Extracted records

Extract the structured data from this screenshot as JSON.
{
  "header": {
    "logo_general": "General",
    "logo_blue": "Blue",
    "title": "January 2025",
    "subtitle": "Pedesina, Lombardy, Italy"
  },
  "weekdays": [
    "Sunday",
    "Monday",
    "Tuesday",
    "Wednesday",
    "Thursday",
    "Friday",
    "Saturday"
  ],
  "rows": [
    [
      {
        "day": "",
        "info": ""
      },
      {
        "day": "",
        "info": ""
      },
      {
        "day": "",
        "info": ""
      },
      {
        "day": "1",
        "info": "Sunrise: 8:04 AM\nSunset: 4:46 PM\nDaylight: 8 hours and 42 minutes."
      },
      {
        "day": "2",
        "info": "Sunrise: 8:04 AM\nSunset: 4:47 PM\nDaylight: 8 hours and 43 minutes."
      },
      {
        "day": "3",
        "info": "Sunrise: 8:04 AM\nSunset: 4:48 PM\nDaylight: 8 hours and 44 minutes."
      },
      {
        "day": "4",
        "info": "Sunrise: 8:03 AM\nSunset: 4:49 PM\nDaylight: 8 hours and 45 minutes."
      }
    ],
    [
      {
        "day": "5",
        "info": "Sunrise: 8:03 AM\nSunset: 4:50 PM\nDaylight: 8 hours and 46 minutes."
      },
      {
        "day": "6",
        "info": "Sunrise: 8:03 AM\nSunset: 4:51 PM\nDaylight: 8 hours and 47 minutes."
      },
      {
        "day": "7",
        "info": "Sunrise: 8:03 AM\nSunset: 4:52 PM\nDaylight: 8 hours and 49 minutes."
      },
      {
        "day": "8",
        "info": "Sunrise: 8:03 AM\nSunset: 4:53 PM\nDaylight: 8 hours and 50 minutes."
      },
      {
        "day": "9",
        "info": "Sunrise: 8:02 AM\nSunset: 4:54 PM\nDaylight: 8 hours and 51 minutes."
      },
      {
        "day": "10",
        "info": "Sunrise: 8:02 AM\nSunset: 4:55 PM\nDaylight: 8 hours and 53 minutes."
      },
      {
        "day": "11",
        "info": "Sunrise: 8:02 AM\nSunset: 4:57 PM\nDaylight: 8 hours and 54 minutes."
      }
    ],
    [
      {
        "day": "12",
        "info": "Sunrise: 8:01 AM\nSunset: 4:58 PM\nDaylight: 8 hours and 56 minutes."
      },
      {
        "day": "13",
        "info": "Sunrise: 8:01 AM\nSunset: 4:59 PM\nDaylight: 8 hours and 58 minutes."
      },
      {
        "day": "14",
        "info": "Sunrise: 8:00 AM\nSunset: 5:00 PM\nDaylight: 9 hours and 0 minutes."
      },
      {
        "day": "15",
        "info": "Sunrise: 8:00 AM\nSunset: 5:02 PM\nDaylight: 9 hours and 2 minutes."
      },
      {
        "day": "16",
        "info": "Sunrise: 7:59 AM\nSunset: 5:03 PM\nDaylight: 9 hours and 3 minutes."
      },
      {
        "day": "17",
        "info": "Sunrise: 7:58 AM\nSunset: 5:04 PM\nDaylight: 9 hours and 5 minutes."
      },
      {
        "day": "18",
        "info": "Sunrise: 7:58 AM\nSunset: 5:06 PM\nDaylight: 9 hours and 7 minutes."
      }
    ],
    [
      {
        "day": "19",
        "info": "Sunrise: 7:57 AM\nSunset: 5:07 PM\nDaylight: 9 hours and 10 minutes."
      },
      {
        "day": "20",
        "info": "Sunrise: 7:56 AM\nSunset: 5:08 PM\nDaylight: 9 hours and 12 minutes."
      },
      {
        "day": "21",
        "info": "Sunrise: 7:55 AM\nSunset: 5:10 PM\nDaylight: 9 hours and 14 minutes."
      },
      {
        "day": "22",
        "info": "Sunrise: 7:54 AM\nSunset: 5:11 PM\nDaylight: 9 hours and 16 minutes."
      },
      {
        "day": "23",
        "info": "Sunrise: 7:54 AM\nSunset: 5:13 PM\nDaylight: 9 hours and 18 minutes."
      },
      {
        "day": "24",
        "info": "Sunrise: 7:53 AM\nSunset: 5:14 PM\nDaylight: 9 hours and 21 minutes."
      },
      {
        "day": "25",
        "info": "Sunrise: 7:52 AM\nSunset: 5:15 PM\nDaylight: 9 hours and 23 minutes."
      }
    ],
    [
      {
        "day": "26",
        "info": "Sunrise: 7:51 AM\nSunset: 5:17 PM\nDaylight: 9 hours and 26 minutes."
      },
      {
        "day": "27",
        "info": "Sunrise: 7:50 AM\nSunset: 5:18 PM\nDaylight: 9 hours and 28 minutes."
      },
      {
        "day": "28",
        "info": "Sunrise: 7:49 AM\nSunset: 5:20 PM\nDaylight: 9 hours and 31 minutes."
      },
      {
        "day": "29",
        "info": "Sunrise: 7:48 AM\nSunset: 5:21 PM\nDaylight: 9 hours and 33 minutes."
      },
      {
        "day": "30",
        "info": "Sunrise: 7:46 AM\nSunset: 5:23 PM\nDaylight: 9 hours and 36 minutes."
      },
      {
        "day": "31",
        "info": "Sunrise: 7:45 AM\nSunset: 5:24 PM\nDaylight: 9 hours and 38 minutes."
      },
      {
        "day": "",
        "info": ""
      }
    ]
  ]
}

(THE REQUEST) Repeat the material above in full, keeping every word.

(ANSWER TO THE EXERCISE)
Extract the structured data from this screenshot as JSON.
{
  "header": {
    "logo_general": "General",
    "logo_blue": "Blue",
    "title": "January 2025",
    "subtitle": "Pedesina, Lombardy, Italy"
  },
  "weekdays": [
    "Sunday",
    "Monday",
    "Tuesday",
    "Wednesday",
    "Thursday",
    "Friday",
    "Saturday"
  ],
  "rows": [
    [
      {
        "day": "",
        "info": ""
      },
      {
        "day": "",
        "info": ""
      },
      {
        "day": "",
        "info": ""
      },
      {
        "day": "1",
        "info": "Sunrise: 8:04 AM\nSunset: 4:46 PM\nDaylight: 8 hours and 42 minutes."
      },
      {
        "day": "2",
        "info": "Sunrise: 8:04 AM\nSunset: 4:47 PM\nDaylight: 8 hours and 43 minutes."
      },
      {
        "day": "3",
        "info": "Sunrise: 8:04 AM\nSunset: 4:48 PM\nDaylight: 8 hours and 44 minutes."
      },
      {
        "day": "4",
        "info": "Sunrise: 8:03 AM\nSunset: 4:49 PM\nDaylight: 8 hours and 45 minutes."
      }
    ],
    [
      {
        "day": "5",
        "info": "Sunrise: 8:03 AM\nSunset: 4:50 PM\nDaylight: 8 hours and 46 minutes."
      },
      {
        "day": "6",
        "info": "Sunrise: 8:03 AM\nSunset: 4:51 PM\nDaylight: 8 hours and 47 minutes."
      },
      {
        "day": "7",
        "info": "Sunrise: 8:03 AM\nSunset: 4:52 PM\nDaylight: 8 hours and 49 minutes."
      },
      {
        "day": "8",
        "info": "Sunrise: 8:03 AM\nSunset: 4:53 PM\nDaylight: 8 hours and 50 minutes."
      },
      {
        "day": "9",
        "info": "Sunrise: 8:02 AM\nSunset: 4:54 PM\nDaylight: 8 hours and 51 minutes."
      },
      {
        "day": "10",
        "info": "Sunrise: 8:02 AM\nSunset: 4:55 PM\nDaylight: 8 hours and 53 minutes."
      },
      {
        "day": "11",
        "info": "Sunrise: 8:02 AM\nSunset: 4:57 PM\nDaylight: 8 hours and 54 minutes."
      }
    ],
    [
      {
        "day": "12",
        "info": "Sunrise: 8:01 AM\nSunset: 4:58 PM\nDaylight: 8 hours and 56 minutes."
      },
      {
        "day": "13",
        "info": "Sunrise: 8:01 AM\nSunset: 4:59 PM\nDaylight: 8 hours and 58 minutes."
      },
      {
        "day": "14",
        "info": "Sunrise: 8:00 AM\nSunset: 5:00 PM\nDaylight: 9 hours and 0 minutes."
      },
      {
        "day": "15",
        "info": "Sunrise: 8:00 AM\nSunset: 5:02 PM\nDaylight: 9 hours and 2 minutes."
      },
      {
        "day": "16",
        "info": "Sunrise: 7:59 AM\nSunset: 5:03 PM\nDaylight: 9 hours and 3 minutes."
      },
      {
        "day": "17",
        "info": "Sunrise: 7:58 AM\nSunset: 5:04 PM\nDaylight: 9 hours and 5 minutes."
      },
      {
        "day": "18",
        "info": "Sunrise: 7:58 AM\nSunset: 5:06 PM\nDaylight: 9 hours and 7 minutes."
      }
    ],
    [
      {
        "day": "19",
        "info": "Sunrise: 7:57 AM\nSunset: 5:07 PM\nDaylight: 9 hours and 10 minutes."
      },
      {
        "day": "20",
        "info": "Sunrise: 7:56 AM\nSunset: 5:08 PM\nDaylight: 9 hours and 12 minutes."
      },
      {
        "day": "21",
        "info": "Sunrise: 7:55 AM\nSunset: 5:10 PM\nDaylight: 9 hours and 14 minutes."
      },
      {
        "day": "22",
        "info": "Sunrise: 7:54 AM\nSunset: 5:11 PM\nDaylight: 9 hours and 16 minutes."
      },
      {
        "day": "23",
        "info": "Sunrise: 7:54 AM\nSunset: 5:13 PM\nDaylight: 9 hours and 18 minutes."
      },
      {
        "day": "24",
        "info": "Sunrise: 7:53 AM\nSunset: 5:14 PM\nDaylight: 9 hours and 21 minutes."
      },
      {
        "day": "25",
        "info": "Sunrise: 7:52 AM\nSunset: 5:15 PM\nDaylight: 9 hours and 23 minutes."
      }
    ],
    [
      {
        "day": "26",
        "info": "Sunrise: 7:51 AM\nSunset: 5:17 PM\nDaylight: 9 hours and 26 minutes."
      },
      {
        "day": "27",
        "info": "Sunrise: 7:50 AM\nSunset: 5:18 PM\nDaylight: 9 hours and 28 minutes."
      },
      {
        "day": "28",
        "info": "Sunrise: 7:49 AM\nSunset: 5:20 PM\nDaylight: 9 hours and 31 minutes."
      },
      {
        "day": "29",
        "info": "Sunrise: 7:48 AM\nSunset: 5:21 PM\nDaylight: 9 hours and 33 minutes."
      },
      {
        "day": "30",
        "info": "Sunrise: 7:46 AM\nSunset: 5:23 PM\nDaylight: 9 hours and 36 minutes."
      },
      {
        "day": "31",
        "info": "Sunrise: 7:45 AM\nSunset: 5:24 PM\nDaylight: 9 hours and 38 minutes."
      },
      {
        "day": "",
        "info": ""
      }
    ]
  ]
}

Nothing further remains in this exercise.